_Your tasks_.
1) According to the abstract on agglomerations and innovation, how many firms are in the large-scale dataset?
2) Edit the abstract on agglomerations and innovation by rewriting it starting at "Keywords: agglomerations, absorptive" and ending at "Descubre. Cubo Rojo)", with "absorptive capacity" changed to "knowledge absorption".
3) Resume the abstract on agglomerations and innovation from its final line.

_Quoted passage_.
---------------

The study integrates economic geography literature with the strategic management strand, providing a cross-fertilization framework in order to explore the relationship between agglomerations and innovation. Competitors’ agglomerations may create benefits in forms of externalities which render extra sources of external (to the firm) knowledge. When such externalities exist, then who gains from whom? Despite an important body of research on this topic, the evidence is inconclusive and mostly based on few particular industries. We examine the moderating role of localization externalities on a firm’s combination of internal and external sources of knowledge to innovate. Using a large-scale dataset of 6,697 firms integrated with a regional agglomeration-related dataset, our results show that externalities moderate the innovation outcome, producing asymmetric results. 

Keywords: agglomerations, absorptive capacity, innovation, firms

Place: 

Ciudad Politécnica de la Innovación
Edificio 8E, Acceso J, Planta 4ª (Sala Descubre. Cubo Rojo)

---------------

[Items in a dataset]
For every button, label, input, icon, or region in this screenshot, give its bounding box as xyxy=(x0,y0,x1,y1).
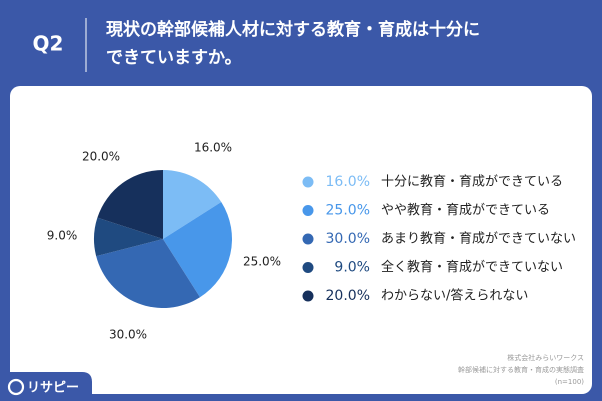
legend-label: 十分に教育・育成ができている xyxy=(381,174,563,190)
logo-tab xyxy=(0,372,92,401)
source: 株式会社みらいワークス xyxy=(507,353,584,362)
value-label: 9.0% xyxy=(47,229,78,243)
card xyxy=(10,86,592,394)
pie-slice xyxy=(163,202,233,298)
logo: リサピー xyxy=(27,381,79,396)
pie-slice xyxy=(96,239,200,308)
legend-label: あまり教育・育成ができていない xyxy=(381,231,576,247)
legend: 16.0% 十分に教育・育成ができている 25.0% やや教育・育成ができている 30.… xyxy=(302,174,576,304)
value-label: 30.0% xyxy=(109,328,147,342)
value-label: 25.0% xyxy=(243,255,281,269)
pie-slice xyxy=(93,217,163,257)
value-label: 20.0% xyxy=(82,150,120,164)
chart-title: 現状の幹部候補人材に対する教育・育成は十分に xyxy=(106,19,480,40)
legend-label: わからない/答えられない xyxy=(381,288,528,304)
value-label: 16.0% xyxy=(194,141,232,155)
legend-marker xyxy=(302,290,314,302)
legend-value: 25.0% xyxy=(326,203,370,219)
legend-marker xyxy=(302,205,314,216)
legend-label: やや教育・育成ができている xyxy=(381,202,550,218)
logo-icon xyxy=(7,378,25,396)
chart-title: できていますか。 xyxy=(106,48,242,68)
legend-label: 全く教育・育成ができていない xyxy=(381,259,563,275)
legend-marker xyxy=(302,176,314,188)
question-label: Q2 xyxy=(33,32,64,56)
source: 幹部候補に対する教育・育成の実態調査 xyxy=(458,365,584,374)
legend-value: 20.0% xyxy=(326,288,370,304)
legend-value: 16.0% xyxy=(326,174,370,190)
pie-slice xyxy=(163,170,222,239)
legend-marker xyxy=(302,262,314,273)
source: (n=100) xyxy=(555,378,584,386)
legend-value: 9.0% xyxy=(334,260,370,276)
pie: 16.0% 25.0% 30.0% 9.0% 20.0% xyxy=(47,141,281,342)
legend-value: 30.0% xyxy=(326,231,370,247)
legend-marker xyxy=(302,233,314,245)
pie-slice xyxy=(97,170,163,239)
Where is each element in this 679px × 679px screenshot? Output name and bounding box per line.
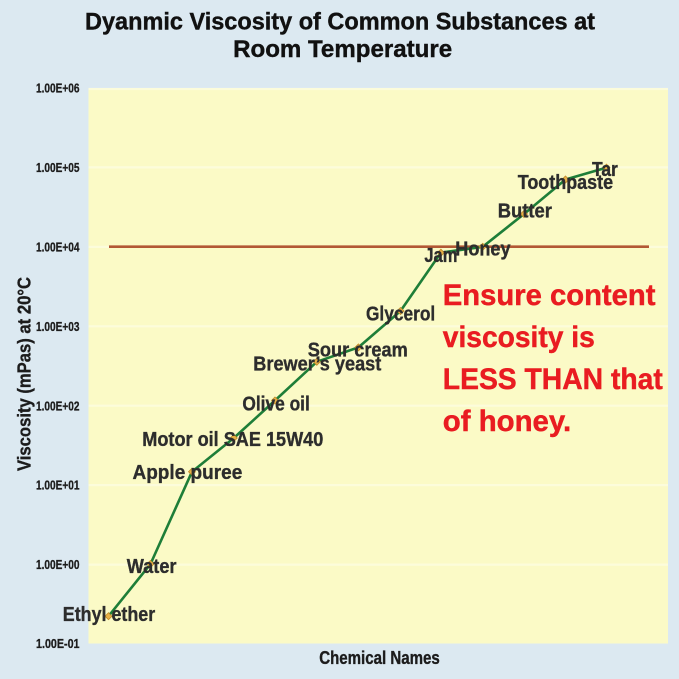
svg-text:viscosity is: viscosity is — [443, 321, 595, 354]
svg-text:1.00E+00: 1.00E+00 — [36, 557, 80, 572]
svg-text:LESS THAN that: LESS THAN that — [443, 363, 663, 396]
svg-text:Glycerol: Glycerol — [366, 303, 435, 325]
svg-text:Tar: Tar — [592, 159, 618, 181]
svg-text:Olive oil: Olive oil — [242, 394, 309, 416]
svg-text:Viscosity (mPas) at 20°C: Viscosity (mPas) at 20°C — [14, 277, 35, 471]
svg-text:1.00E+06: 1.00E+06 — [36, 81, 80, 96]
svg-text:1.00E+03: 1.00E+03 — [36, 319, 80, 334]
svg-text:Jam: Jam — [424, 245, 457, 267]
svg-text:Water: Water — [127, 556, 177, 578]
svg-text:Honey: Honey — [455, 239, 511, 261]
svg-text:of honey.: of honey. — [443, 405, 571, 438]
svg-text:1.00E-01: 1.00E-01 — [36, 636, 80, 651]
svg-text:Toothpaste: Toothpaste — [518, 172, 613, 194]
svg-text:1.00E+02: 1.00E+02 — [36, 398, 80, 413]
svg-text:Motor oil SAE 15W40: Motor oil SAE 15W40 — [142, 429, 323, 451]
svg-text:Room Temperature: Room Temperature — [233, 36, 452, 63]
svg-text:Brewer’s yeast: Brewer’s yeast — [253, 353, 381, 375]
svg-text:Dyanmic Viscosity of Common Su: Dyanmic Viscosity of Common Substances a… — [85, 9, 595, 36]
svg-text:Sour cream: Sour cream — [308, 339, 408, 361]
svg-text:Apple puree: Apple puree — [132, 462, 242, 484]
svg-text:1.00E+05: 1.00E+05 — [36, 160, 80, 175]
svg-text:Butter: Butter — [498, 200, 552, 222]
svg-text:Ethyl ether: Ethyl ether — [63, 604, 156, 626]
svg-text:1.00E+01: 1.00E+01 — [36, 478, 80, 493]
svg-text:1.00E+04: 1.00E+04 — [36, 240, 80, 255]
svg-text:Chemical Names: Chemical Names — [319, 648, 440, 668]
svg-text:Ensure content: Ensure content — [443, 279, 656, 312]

---------------

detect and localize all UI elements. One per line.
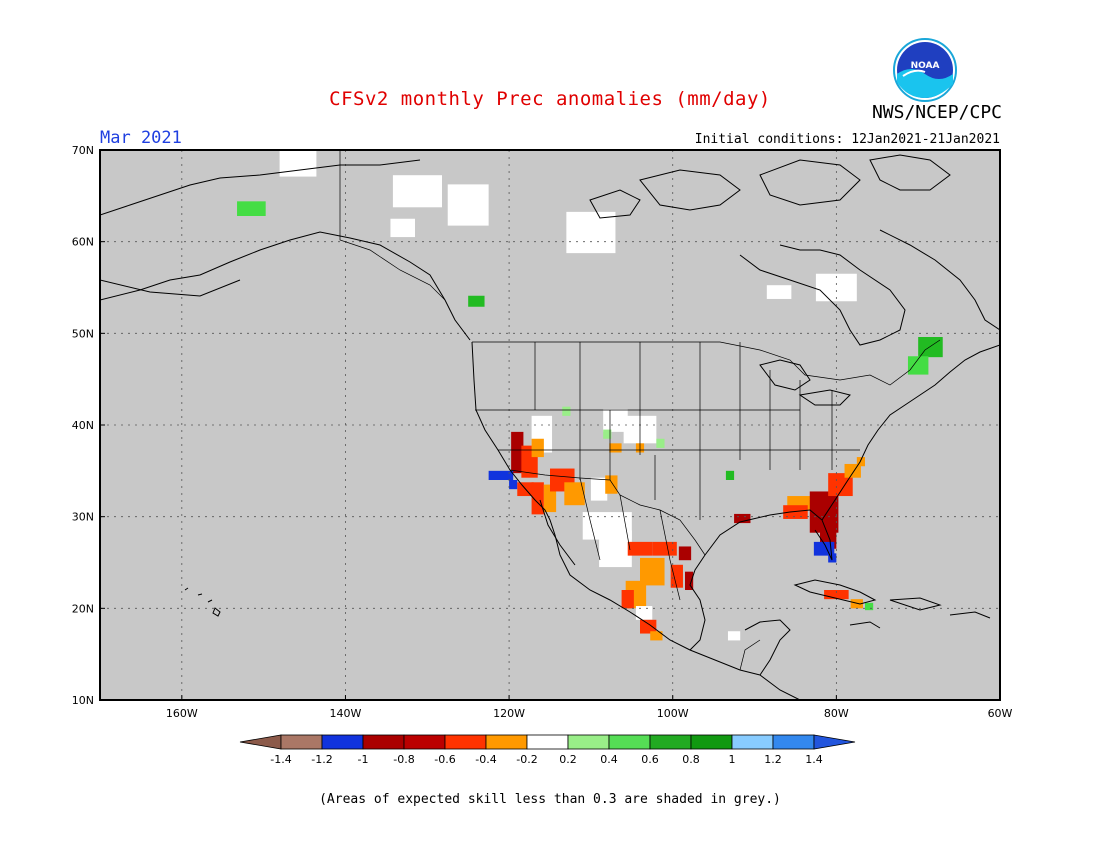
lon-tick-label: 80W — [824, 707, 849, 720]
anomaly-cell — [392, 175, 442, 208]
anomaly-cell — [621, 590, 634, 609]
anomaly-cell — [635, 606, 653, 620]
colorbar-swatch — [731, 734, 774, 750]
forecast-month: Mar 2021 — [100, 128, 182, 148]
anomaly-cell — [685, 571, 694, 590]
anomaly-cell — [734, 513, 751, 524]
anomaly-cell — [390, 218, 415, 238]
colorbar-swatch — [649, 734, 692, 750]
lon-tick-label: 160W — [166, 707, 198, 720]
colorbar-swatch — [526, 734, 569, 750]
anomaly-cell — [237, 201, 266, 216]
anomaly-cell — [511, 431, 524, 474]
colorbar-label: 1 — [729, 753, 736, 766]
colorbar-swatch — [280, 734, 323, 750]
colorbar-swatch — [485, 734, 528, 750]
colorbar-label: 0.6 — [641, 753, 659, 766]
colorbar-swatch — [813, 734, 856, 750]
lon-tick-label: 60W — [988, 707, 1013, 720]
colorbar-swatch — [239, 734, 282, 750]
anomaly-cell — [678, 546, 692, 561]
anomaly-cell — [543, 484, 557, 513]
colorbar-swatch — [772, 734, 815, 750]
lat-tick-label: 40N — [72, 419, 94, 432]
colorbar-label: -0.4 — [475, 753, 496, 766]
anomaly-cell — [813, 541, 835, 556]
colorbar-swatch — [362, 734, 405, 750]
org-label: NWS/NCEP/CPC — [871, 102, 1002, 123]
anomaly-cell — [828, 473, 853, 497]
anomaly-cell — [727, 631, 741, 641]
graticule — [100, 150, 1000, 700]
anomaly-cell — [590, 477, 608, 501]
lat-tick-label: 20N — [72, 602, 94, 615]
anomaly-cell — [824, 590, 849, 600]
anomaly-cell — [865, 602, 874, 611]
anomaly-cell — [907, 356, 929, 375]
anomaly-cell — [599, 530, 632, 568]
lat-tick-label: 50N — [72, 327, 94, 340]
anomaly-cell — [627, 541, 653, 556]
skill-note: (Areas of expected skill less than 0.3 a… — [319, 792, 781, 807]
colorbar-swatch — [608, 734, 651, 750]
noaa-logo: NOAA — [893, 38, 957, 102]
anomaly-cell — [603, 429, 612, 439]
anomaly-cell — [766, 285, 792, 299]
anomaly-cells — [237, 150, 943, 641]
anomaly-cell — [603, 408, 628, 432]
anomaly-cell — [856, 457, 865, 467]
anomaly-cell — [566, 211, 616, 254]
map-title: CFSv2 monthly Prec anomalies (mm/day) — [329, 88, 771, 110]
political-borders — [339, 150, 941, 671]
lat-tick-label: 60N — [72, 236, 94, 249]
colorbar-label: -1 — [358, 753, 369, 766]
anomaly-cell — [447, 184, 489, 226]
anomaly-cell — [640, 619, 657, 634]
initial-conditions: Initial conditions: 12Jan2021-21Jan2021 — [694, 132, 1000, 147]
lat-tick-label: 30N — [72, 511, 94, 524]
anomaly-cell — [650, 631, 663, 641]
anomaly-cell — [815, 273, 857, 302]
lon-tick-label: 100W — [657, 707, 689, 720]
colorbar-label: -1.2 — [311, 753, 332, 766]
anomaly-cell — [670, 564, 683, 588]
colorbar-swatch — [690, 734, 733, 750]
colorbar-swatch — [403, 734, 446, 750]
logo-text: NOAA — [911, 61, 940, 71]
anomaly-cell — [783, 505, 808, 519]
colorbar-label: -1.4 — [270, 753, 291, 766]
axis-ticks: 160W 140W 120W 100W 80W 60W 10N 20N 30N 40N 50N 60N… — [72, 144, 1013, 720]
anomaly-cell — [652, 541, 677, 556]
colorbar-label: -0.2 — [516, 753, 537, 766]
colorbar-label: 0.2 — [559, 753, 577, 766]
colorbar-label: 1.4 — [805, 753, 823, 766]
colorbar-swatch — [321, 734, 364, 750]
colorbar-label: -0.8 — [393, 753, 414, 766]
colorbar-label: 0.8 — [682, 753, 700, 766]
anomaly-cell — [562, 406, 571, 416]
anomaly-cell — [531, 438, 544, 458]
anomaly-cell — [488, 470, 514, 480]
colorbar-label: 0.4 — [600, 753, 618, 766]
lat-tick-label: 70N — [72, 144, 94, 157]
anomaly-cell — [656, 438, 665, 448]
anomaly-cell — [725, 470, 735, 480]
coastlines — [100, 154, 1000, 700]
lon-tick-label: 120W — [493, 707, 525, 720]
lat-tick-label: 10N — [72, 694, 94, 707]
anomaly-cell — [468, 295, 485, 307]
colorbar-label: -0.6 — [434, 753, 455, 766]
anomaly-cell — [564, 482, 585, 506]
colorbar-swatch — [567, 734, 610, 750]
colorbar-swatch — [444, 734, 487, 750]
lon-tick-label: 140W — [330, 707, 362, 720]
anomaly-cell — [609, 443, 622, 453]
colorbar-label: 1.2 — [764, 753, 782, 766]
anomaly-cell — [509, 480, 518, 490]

---------------

_Answers provided_.
1) 6,697 firms

2)
Keywords: agglomerations, knowledge absorption, innovation, firms

Place: 

Ciudad Politécnica de la Innovación
Edificio 8E, Acceso J, Planta 4ª (Sala Descubre. Cubo Rojo)

3)
Universidad Politécnica de Valencia | Camino de Vera s/n

Short CV: 

Dr. Jose Luis Hervas Oliver is associate professor at the UPV. His research interest lies at the intersection between strategic management, innovation and economic geography. Dr Hervas-Oliver is especially active in clusters and innovation, basically working with SMEs and low-tech industries. His research has been published in management and economic geography journals such as Journal of Economic Geography, Entrepreneurship and Regional Development, Papers in Regional Science, European Planning Studies, Technovation, Journal of Business Research, Small Business Economics, Journal of Technology Transfer, Research-Technology Management, Economics of Innovation and New Technology, among many others.